• EXERCISE AIM
From the listing below, pick out every line containing the string "highlight" and copy those lines.

• Element box records

** Start **

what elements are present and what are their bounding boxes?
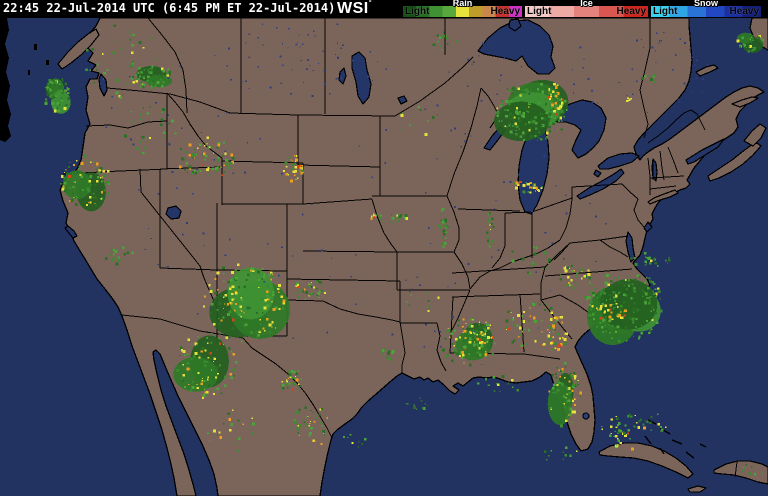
lake-of-the-woods <box>397 95 408 105</box>
cuba <box>598 442 694 479</box>
lake-manitoba <box>338 67 347 85</box>
radar-echoes <box>44 23 764 476</box>
lake-huron <box>551 99 607 159</box>
wsi-logo: WSI° <box>337 0 373 17</box>
snow-scale-bar <box>651 6 761 17</box>
lake-michigan <box>517 118 550 215</box>
lakes <box>64 18 725 420</box>
san-francisco-bay <box>64 225 78 239</box>
jamaica <box>687 485 707 493</box>
cape-breton <box>743 123 767 147</box>
status-bar: 22:45 22-Jul-2014 UTC (6:45 PM ET 22-Jul… <box>0 0 768 18</box>
lake-winnipeg <box>351 51 372 105</box>
lake-nipigon <box>508 18 522 32</box>
delaware-bay <box>643 221 653 233</box>
ice-label: Ice <box>580 0 593 8</box>
ice-light-label: Light <box>527 6 552 17</box>
snow-label: Snow <box>694 0 718 8</box>
nova-scotia <box>707 142 762 182</box>
rain-scale-bar <box>403 6 522 17</box>
legend-snow: Snow Light Heavy <box>651 0 761 18</box>
anticosti-island <box>695 64 719 77</box>
bay-of-fundy <box>685 138 725 165</box>
legend-rain: Rain Light Heavy <box>403 0 522 18</box>
precip-legend: Rain Light Heavy Ice Light Heavy Snow Light Heav… <box>403 0 761 18</box>
timestamp-label: 22:45 22-Jul-2014 UTC (6:45 PM ET 22-Jul… <box>3 1 336 15</box>
prince-edward-island <box>731 96 759 108</box>
puget-sound <box>98 73 108 97</box>
long-island <box>647 189 679 205</box>
bahamas-islands <box>644 419 707 459</box>
snow-light-label: Light <box>653 6 678 17</box>
ice-heavy-label: Heavy <box>616 6 646 17</box>
chesapeake-bay <box>625 231 636 263</box>
rain-label: Rain <box>452 0 473 8</box>
lake-ontario <box>597 152 640 170</box>
legend-ice: Ice Light Heavy <box>525 0 648 18</box>
snow-heavy-label: Heavy <box>729 6 759 17</box>
rain-light-label: Light <box>405 6 430 17</box>
coast-edge-strip <box>0 18 49 142</box>
islands <box>57 18 768 493</box>
logo-mark: ° <box>368 0 373 7</box>
great-salt-lake <box>165 205 182 220</box>
radar-map <box>0 18 768 496</box>
rain-heavy-label: Heavy <box>490 6 520 17</box>
vancouver-island <box>57 28 100 70</box>
ice-scale-bar <box>525 6 648 17</box>
lake-erie <box>576 168 625 200</box>
lake-st-clair <box>593 169 602 178</box>
hispaniola <box>713 460 768 485</box>
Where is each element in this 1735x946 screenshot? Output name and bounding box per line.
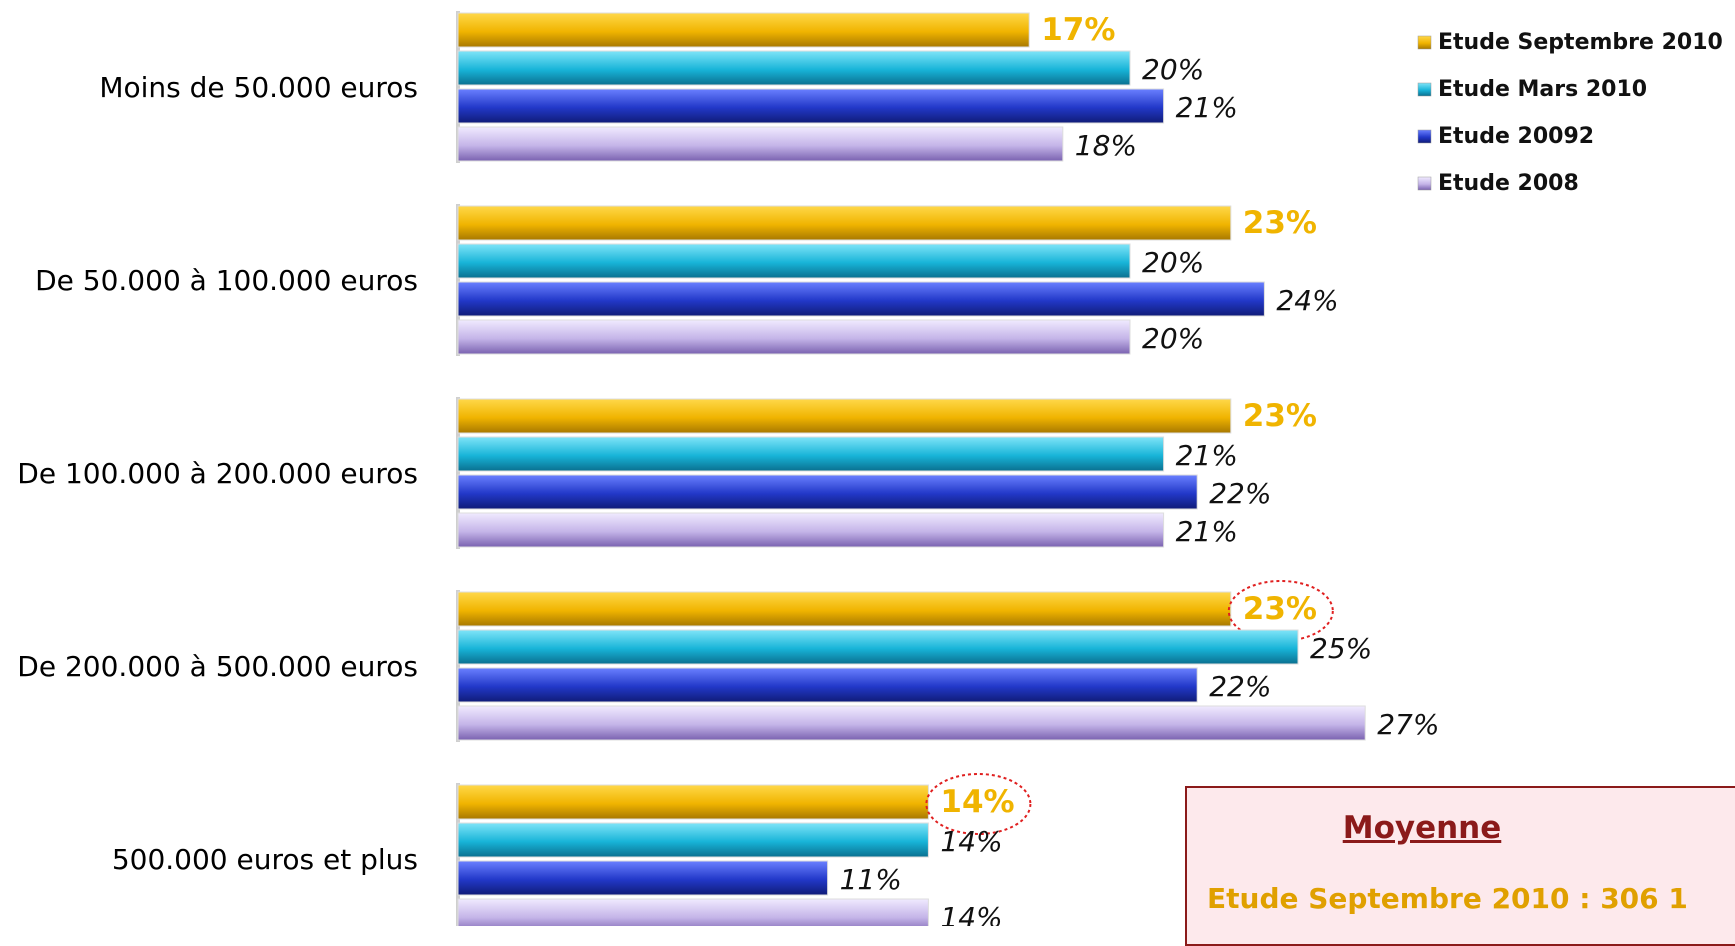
legend-label-etude-2008: Etude 2008 [1438, 171, 1579, 196]
legend-label-etude-septembre-2010: Etude Septembre 2010 [1438, 30, 1723, 55]
value-label-etude-septembre-2010-de-50-000-100-000-euros: 23% [1243, 205, 1317, 241]
value-label-etude-mars-2010-500-000-euros-et-plus: 14% [940, 825, 1002, 858]
moyenne-box: Moyenne Etude Septembre 2010 : 306 1 [1185, 786, 1735, 946]
category-label-de-100-000-200-000-euros: De 100.000 à 200.000 euros [17, 457, 418, 490]
group-frame-de-50-000-100-000-euros [456, 204, 460, 356]
legend-label-etude-mars-2010: Etude Mars 2010 [1438, 77, 1647, 102]
legend-label-etude-20092: Etude 20092 [1438, 124, 1594, 149]
value-label-etude-septembre-2010-de-100-000-200-000-euros: 23% [1243, 398, 1317, 434]
bar-etude-2008-de-200-000-500-000-euros [457, 705, 1366, 741]
value-label-etude-20092-de-200-000-500-000-euros: 22% [1209, 670, 1271, 703]
value-label-etude-septembre-2010-moins-de-50-000-euros: 17% [1041, 12, 1115, 48]
bar-etude-septembre-2010-moins-de-50-000-euros [457, 12, 1030, 48]
bar-etude-20092-de-200-000-500-000-euros [457, 667, 1198, 703]
value-label-etude-20092-500-000-euros-et-plus: 11% [840, 863, 902, 896]
value-label-etude-20092-de-50-000-100-000-euros: 24% [1276, 284, 1338, 317]
bar-etude-20092-de-50-000-100-000-euros [457, 281, 1265, 317]
group-frame-de-200-000-500-000-euros [456, 590, 460, 742]
legend: Etude Septembre 2010 Etude Mars 2010 Etude… [1417, 30, 1723, 196]
bar-etude-2008-de-50-000-100-000-euros [457, 319, 1131, 355]
bar-etude-septembre-2010-de-50-000-100-000-euros [457, 205, 1232, 241]
bar-etude-2008-moins-de-50-000-euros [457, 126, 1064, 162]
value-label-etude-septembre-2010-500-000-euros-et-plus: 14% [940, 784, 1014, 820]
value-label-etude-septembre-2010-de-200-000-500-000-euros: 23% [1243, 591, 1317, 627]
legend-swatch-etude-septembre-2010 [1417, 35, 1432, 50]
plot-area: Moins de 50.000 euros 17% 20% 21% 18% De 50.0… [17, 11, 1439, 926]
value-label-etude-2008-de-200-000-500-000-euros: 27% [1377, 708, 1439, 741]
value-label-etude-mars-2010-de-200-000-500-000-euros: 25% [1310, 632, 1372, 665]
value-label-etude-20092-de-100-000-200-000-euros: 22% [1209, 477, 1271, 510]
category-label-de-200-000-500-000-euros: De 200.000 à 500.000 euros [17, 650, 418, 683]
group-frame-moins-de-50-000-euros [456, 11, 460, 163]
value-label-etude-2008-moins-de-50-000-euros: 18% [1075, 129, 1137, 162]
bar-etude-2008-500-000-euros-et-plus [457, 898, 929, 926]
value-label-etude-2008-de-100-000-200-000-euros: 21% [1176, 515, 1238, 548]
bar-etude-septembre-2010-de-200-000-500-000-euros [457, 591, 1232, 627]
value-label-etude-2008-de-50-000-100-000-euros: 20% [1142, 322, 1204, 355]
bar-etude-mars-2010-de-50-000-100-000-euros [457, 243, 1131, 279]
bar-etude-20092-500-000-euros-et-plus [457, 860, 829, 896]
bar-chart: Moins de 50.000 euros 17% 20% 21% 18% De 50.0… [17, 11, 1723, 926]
value-label-etude-mars-2010-de-100-000-200-000-euros: 21% [1176, 439, 1238, 472]
bar-etude-septembre-2010-500-000-euros-et-plus [457, 784, 929, 820]
highlight-circle-de-200-000-500-000-euros [1227, 580, 1334, 642]
bar-etude-20092-de-100-000-200-000-euros [457, 474, 1198, 510]
bar-etude-20092-moins-de-50-000-euros [457, 88, 1165, 124]
moyenne-line: Etude Septembre 2010 : 306 1 [1207, 882, 1688, 915]
legend-swatch-etude-20092 [1417, 129, 1432, 144]
bar-etude-septembre-2010-de-100-000-200-000-euros [457, 398, 1232, 434]
bar-etude-mars-2010-de-100-000-200-000-euros [457, 436, 1165, 472]
highlight-circle-500-000-euros-et-plus [925, 773, 1032, 835]
category-label-500-000-euros-et-plus: 500.000 euros et plus [112, 843, 418, 876]
value-label-etude-2008-500-000-euros-et-plus: 14% [940, 901, 1002, 926]
value-label-etude-20092-moins-de-50-000-euros: 21% [1176, 91, 1238, 124]
bar-etude-2008-de-100-000-200-000-euros [457, 512, 1165, 548]
bar-etude-mars-2010-moins-de-50-000-euros [457, 50, 1131, 86]
category-label-moins-de-50-000-euros: Moins de 50.000 euros [99, 71, 418, 104]
bar-etude-mars-2010-500-000-euros-et-plus [457, 822, 929, 858]
moyenne-title: Moyenne [1342, 810, 1502, 846]
value-label-etude-mars-2010-moins-de-50-000-euros: 20% [1142, 53, 1204, 86]
legend-swatch-etude-mars-2010 [1417, 82, 1432, 97]
group-frame-de-100-000-200-000-euros [456, 397, 460, 549]
chart-root: Moins de 50.000 euros 17% 20% 21% 18% De 50.0… [17, 11, 1735, 946]
legend-swatch-etude-2008 [1417, 176, 1432, 191]
category-label-de-50-000-100-000-euros: De 50.000 à 100.000 euros [35, 264, 418, 297]
bar-etude-mars-2010-de-200-000-500-000-euros [457, 629, 1299, 665]
value-label-etude-mars-2010-de-50-000-100-000-euros: 20% [1142, 246, 1204, 279]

** End **

• ANSWER TO THE PROBLEM
highlight-circle-de-200-000-500-000-euros [1227, 580, 1334, 642]
highlight-circle-500-000-euros-et-plus [925, 773, 1032, 835]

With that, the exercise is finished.